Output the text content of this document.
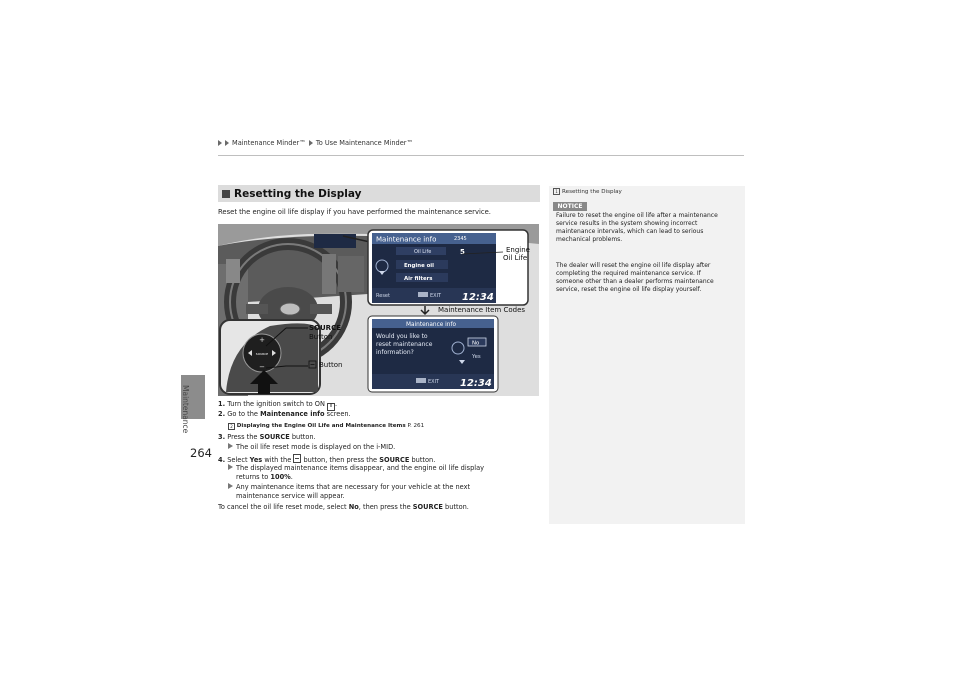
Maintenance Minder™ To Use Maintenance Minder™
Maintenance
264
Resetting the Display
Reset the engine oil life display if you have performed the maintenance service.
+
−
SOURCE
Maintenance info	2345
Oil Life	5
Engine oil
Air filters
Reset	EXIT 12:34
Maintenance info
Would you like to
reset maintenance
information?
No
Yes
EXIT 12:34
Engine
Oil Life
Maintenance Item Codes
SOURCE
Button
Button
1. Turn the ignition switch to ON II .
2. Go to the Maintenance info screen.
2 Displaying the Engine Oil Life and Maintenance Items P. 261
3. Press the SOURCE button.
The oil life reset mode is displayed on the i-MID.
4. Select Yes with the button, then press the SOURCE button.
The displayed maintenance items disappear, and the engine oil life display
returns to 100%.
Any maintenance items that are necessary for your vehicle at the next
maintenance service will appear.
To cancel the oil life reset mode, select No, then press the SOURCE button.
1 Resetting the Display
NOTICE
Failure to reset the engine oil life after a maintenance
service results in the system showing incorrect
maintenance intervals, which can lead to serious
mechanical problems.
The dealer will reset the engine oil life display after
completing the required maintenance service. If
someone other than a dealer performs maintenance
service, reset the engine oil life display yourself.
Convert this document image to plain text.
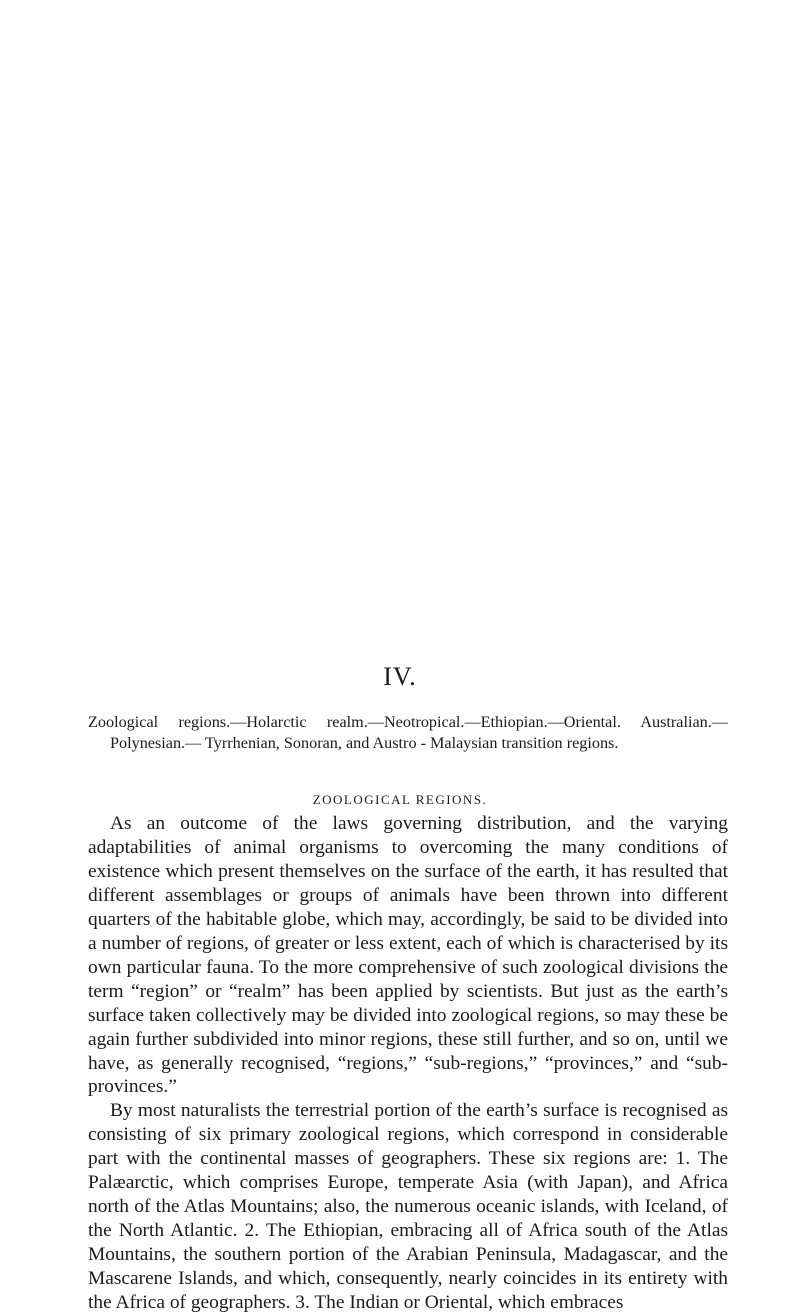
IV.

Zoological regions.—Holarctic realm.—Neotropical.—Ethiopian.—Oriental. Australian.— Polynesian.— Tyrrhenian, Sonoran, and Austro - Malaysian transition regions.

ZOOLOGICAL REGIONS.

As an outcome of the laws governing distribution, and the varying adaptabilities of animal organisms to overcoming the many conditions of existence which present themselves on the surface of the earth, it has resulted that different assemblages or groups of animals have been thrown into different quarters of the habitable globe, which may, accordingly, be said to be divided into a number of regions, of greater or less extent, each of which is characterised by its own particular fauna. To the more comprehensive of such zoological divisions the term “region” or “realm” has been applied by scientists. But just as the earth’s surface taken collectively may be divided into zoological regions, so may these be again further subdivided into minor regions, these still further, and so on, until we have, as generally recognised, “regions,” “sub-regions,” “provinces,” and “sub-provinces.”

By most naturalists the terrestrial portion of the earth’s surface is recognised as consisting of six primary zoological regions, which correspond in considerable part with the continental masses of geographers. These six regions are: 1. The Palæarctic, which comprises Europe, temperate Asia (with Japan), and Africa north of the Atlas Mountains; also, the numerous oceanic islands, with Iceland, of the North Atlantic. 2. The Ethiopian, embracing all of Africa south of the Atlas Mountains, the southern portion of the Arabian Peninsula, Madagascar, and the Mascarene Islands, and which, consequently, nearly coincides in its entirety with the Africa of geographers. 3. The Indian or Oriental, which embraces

#### [Objective]
Pick out each line containing the string "mode" and copy it.

#### [Output for this exercise]
The oil life reset mode is displayed on the i-MID.
To cancel the oil life reset mode, select No, then press the SOURCE button.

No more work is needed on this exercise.